| Requirement |
Each line of the listing must be transcribed exactly, except for the images, which should be excluded.

(Stored entries)
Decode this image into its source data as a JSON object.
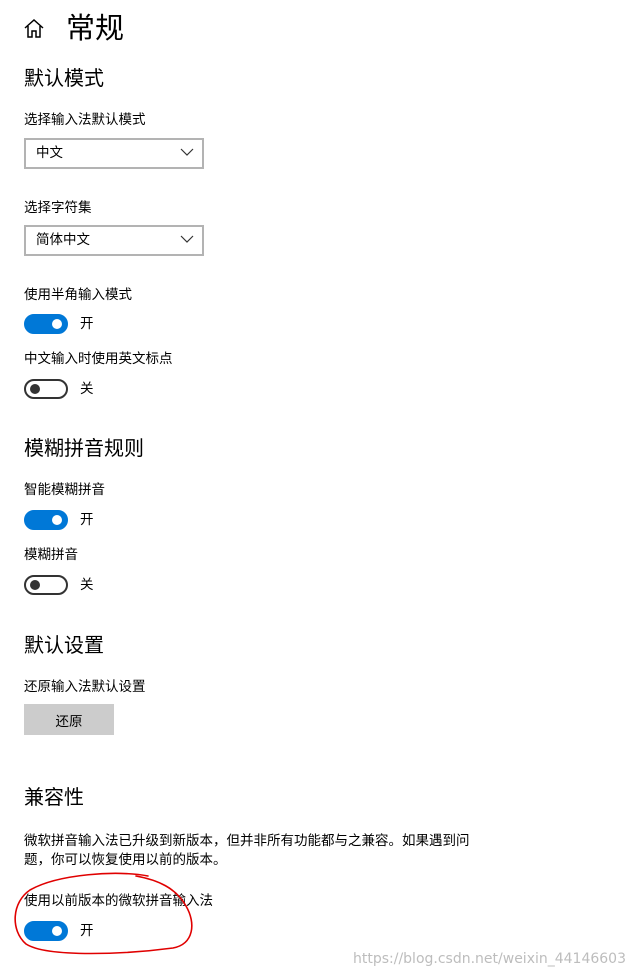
{
  "header": {
    "home_icon": "home-icon",
    "title": "常规"
  },
  "default_mode": {
    "heading": "默认模式",
    "input_mode": {
      "label": "选择输入法默认模式",
      "value": "中文"
    },
    "charset": {
      "label": "选择字符集",
      "value": "简体中文"
    },
    "half_width": {
      "label": "使用半角输入模式",
      "state": "on",
      "state_label": "开"
    },
    "english_punct": {
      "label": "中文输入时使用英文标点",
      "state": "off",
      "state_label": "关"
    }
  },
  "fuzzy_pinyin": {
    "heading": "模糊拼音规则",
    "smart_fuzzy": {
      "label": "智能模糊拼音",
      "state": "on",
      "state_label": "开"
    },
    "fuzzy": {
      "label": "模糊拼音",
      "state": "off",
      "state_label": "关"
    }
  },
  "default_settings": {
    "heading": "默认设置",
    "restore_label": "还原输入法默认设置",
    "restore_button": "还原"
  },
  "compatibility": {
    "heading": "兼容性",
    "description": "微软拼音输入法已升级到新版本，但并非所有功能都与之兼容。如果遇到问题，你可以恢复使用以前的版本。",
    "use_previous": {
      "label": "使用以前版本的微软拼音输入法",
      "state": "on",
      "state_label": "开"
    }
  },
  "colors": {
    "accent": "#0078d7",
    "annotation": "#e00000",
    "button_bg": "#cccccc",
    "watermark": "#bdbdbd"
  },
  "watermark": "https://blog.csdn.net/weixin_44146603"
}
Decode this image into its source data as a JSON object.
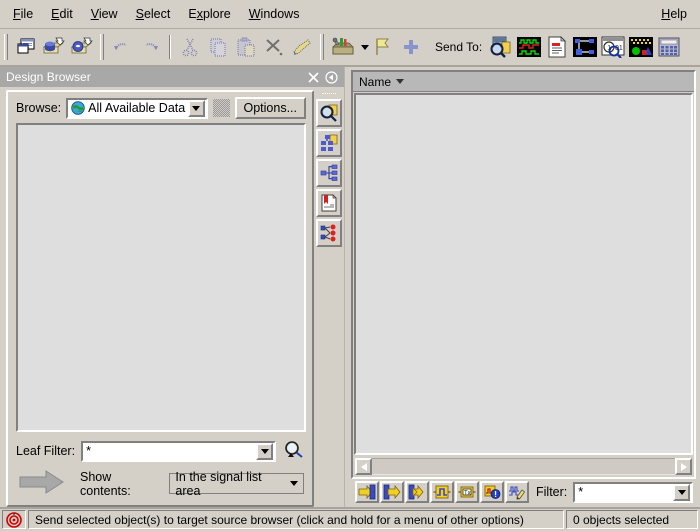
{
  "menu": {
    "items": [
      {
        "label": "File",
        "mnemonic": "F"
      },
      {
        "label": "Edit",
        "mnemonic": "E"
      },
      {
        "label": "View",
        "mnemonic": "V"
      },
      {
        "label": "Select",
        "mnemonic": "S"
      },
      {
        "label": "Explore",
        "mnemonic": "x"
      },
      {
        "label": "Windows",
        "mnemonic": "W"
      }
    ],
    "help_label": "Help"
  },
  "toolbar_left": {
    "buttons": [
      {
        "name": "new-window-icon",
        "title": "New Window"
      },
      {
        "name": "open-database-icon",
        "title": "Open Database"
      },
      {
        "name": "open-simulation-icon",
        "title": "Open Simulation"
      },
      {
        "name": "undo-icon",
        "title": "Undo"
      },
      {
        "name": "redo-icon",
        "title": "Redo"
      },
      {
        "name": "cut-icon",
        "title": "Cut"
      },
      {
        "name": "copy-icon",
        "title": "Copy"
      },
      {
        "name": "paste-icon",
        "title": "Paste"
      },
      {
        "name": "delete-icon",
        "title": "Delete"
      },
      {
        "name": "highlight-icon",
        "title": "Highlight"
      }
    ]
  },
  "toolbar_right": {
    "palette_label": "",
    "sendto_label": "Send To:",
    "buttons": [
      {
        "name": "toolbox-icon",
        "title": "Toolbox"
      },
      {
        "name": "probe-icon",
        "title": "Probe"
      },
      {
        "name": "marker-icon",
        "title": "Marker"
      },
      {
        "name": "send-to-browser-icon",
        "title": "Design Browser"
      },
      {
        "name": "send-to-waveform-icon",
        "title": "Waveform Window"
      },
      {
        "name": "send-to-source-icon",
        "title": "Source Browser"
      },
      {
        "name": "send-to-schematic-icon",
        "title": "Schematic Window"
      },
      {
        "name": "send-to-register-icon",
        "title": "Register Window"
      },
      {
        "name": "send-to-memory-icon",
        "title": "Memory Window"
      },
      {
        "name": "send-to-calculator-icon",
        "title": "Calculator"
      }
    ]
  },
  "design_browser": {
    "title": "Design Browser",
    "close_label": "×",
    "collapse_label": "◂",
    "browse_label": "Browse:",
    "browse_value": "All Available Data",
    "options_label": "Options...",
    "leaf_filter_label": "Leaf Filter:",
    "leaf_filter_value": "*",
    "show_contents_label": "Show contents:",
    "show_contents_value": "In the signal list area",
    "vertical_tools": [
      {
        "name": "find-icon",
        "title": "Find"
      },
      {
        "name": "scope-tree-icon",
        "title": "Scope Tree"
      },
      {
        "name": "hierarchy-icon",
        "title": "Hierarchy"
      },
      {
        "name": "source-file-icon",
        "title": "Source File"
      },
      {
        "name": "signal-tree-icon",
        "title": "Signal Tree"
      }
    ]
  },
  "signal_list": {
    "column_header": "Name",
    "sort_direction": "desc",
    "rows": [],
    "filter_label": "Filter:",
    "filter_value": "*",
    "toolbar_buttons": [
      {
        "name": "input-signal-icon",
        "title": "Inputs"
      },
      {
        "name": "output-signal-icon",
        "title": "Outputs"
      },
      {
        "name": "inout-signal-icon",
        "title": "Inouts"
      },
      {
        "name": "internal-signal-icon",
        "title": "Internal Signals"
      },
      {
        "name": "transaction-icon",
        "title": "Transactions"
      },
      {
        "name": "assertion-icon",
        "title": "Assertions"
      },
      {
        "name": "waveform-edit-icon",
        "title": "Waveform Edit"
      }
    ]
  },
  "statusbar": {
    "icon_name": "target-icon",
    "message": "Send selected object(s) to target source browser (click and hold for a menu of other options)",
    "selection_count": "0  objects selected"
  },
  "colors": {
    "window_bg": "#d4d0c8",
    "title_bar": "#a8a8a8",
    "list_bg": "#dedede",
    "column_header": "#b8b8b8",
    "accent_blue": "#3040a0",
    "accent_yellow": "#ffe000",
    "accent_red": "#e00000",
    "accent_green": "#00c000"
  }
}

| Response for this exercise |
Decode this image into its source data as a JSON object.
{
  "header": {
    "home_icon": "home-icon",
    "title": "常规"
  },
  "default_mode": {
    "heading": "默认模式",
    "input_mode": {
      "label": "选择输入法默认模式",
      "value": "中文"
    },
    "charset": {
      "label": "选择字符集",
      "value": "简体中文"
    },
    "half_width": {
      "label": "使用半角输入模式",
      "state": "on",
      "state_label": "开"
    },
    "english_punct": {
      "label": "中文输入时使用英文标点",
      "state": "off",
      "state_label": "关"
    }
  },
  "fuzzy_pinyin": {
    "heading": "模糊拼音规则",
    "smart_fuzzy": {
      "label": "智能模糊拼音",
      "state": "on",
      "state_label": "开"
    },
    "fuzzy": {
      "label": "模糊拼音",
      "state": "off",
      "state_label": "关"
    }
  },
  "default_settings": {
    "heading": "默认设置",
    "restore_label": "还原输入法默认设置",
    "restore_button": "还原"
  },
  "compatibility": {
    "heading": "兼容性",
    "description": "微软拼音输入法已升级到新版本，但并非所有功能都与之兼容。如果遇到问题，你可以恢复使用以前的版本。",
    "use_previous": {
      "label": "使用以前版本的微软拼音输入法",
      "state": "on",
      "state_label": "开"
    }
  },
  "colors": {
    "accent": "#0078d7",
    "annotation": "#e00000",
    "button_bg": "#cccccc",
    "watermark": "#bdbdbd"
  },
  "watermark": "https://blog.csdn.net/weixin_44146603"
}
Decode this image into its source data as a JSON object.
{
  "menu": {
    "items": [
      {
        "label": "File",
        "mnemonic": "F"
      },
      {
        "label": "Edit",
        "mnemonic": "E"
      },
      {
        "label": "View",
        "mnemonic": "V"
      },
      {
        "label": "Select",
        "mnemonic": "S"
      },
      {
        "label": "Explore",
        "mnemonic": "x"
      },
      {
        "label": "Windows",
        "mnemonic": "W"
      }
    ],
    "help_label": "Help"
  },
  "toolbar_left": {
    "buttons": [
      {
        "name": "new-window-icon",
        "title": "New Window"
      },
      {
        "name": "open-database-icon",
        "title": "Open Database"
      },
      {
        "name": "open-simulation-icon",
        "title": "Open Simulation"
      },
      {
        "name": "undo-icon",
        "title": "Undo"
      },
      {
        "name": "redo-icon",
        "title": "Redo"
      },
      {
        "name": "cut-icon",
        "title": "Cut"
      },
      {
        "name": "copy-icon",
        "title": "Copy"
      },
      {
        "name": "paste-icon",
        "title": "Paste"
      },
      {
        "name": "delete-icon",
        "title": "Delete"
      },
      {
        "name": "highlight-icon",
        "title": "Highlight"
      }
    ]
  },
  "toolbar_right": {
    "palette_label": "",
    "sendto_label": "Send To:",
    "buttons": [
      {
        "name": "toolbox-icon",
        "title": "Toolbox"
      },
      {
        "name": "probe-icon",
        "title": "Probe"
      },
      {
        "name": "marker-icon",
        "title": "Marker"
      },
      {
        "name": "send-to-browser-icon",
        "title": "Design Browser"
      },
      {
        "name": "send-to-waveform-icon",
        "title": "Waveform Window"
      },
      {
        "name": "send-to-source-icon",
        "title": "Source Browser"
      },
      {
        "name": "send-to-schematic-icon",
        "title": "Schematic Window"
      },
      {
        "name": "send-to-register-icon",
        "title": "Register Window"
      },
      {
        "name": "send-to-memory-icon",
        "title": "Memory Window"
      },
      {
        "name": "send-to-calculator-icon",
        "title": "Calculator"
      }
    ]
  },
  "design_browser": {
    "title": "Design Browser",
    "close_label": "×",
    "collapse_label": "◂",
    "browse_label": "Browse:",
    "browse_value": "All Available Data",
    "options_label": "Options...",
    "leaf_filter_label": "Leaf Filter:",
    "leaf_filter_value": "*",
    "show_contents_label": "Show contents:",
    "show_contents_value": "In the signal list area",
    "vertical_tools": [
      {
        "name": "find-icon",
        "title": "Find"
      },
      {
        "name": "scope-tree-icon",
        "title": "Scope Tree"
      },
      {
        "name": "hierarchy-icon",
        "title": "Hierarchy"
      },
      {
        "name": "source-file-icon",
        "title": "Source File"
      },
      {
        "name": "signal-tree-icon",
        "title": "Signal Tree"
      }
    ]
  },
  "signal_list": {
    "column_header": "Name",
    "sort_direction": "desc",
    "rows": [],
    "filter_label": "Filter:",
    "filter_value": "*",
    "toolbar_buttons": [
      {
        "name": "input-signal-icon",
        "title": "Inputs"
      },
      {
        "name": "output-signal-icon",
        "title": "Outputs"
      },
      {
        "name": "inout-signal-icon",
        "title": "Inouts"
      },
      {
        "name": "internal-signal-icon",
        "title": "Internal Signals"
      },
      {
        "name": "transaction-icon",
        "title": "Transactions"
      },
      {
        "name": "assertion-icon",
        "title": "Assertions"
      },
      {
        "name": "waveform-edit-icon",
        "title": "Waveform Edit"
      }
    ]
  },
  "statusbar": {
    "icon_name": "target-icon",
    "message": "Send selected object(s) to target source browser (click and hold for a menu of other options)",
    "selection_count": "0  objects selected"
  },
  "colors": {
    "window_bg": "#d4d0c8",
    "title_bar": "#a8a8a8",
    "list_bg": "#dedede",
    "column_header": "#b8b8b8",
    "accent_blue": "#3040a0",
    "accent_yellow": "#ffe000",
    "accent_red": "#e00000",
    "accent_green": "#00c000"
  }
}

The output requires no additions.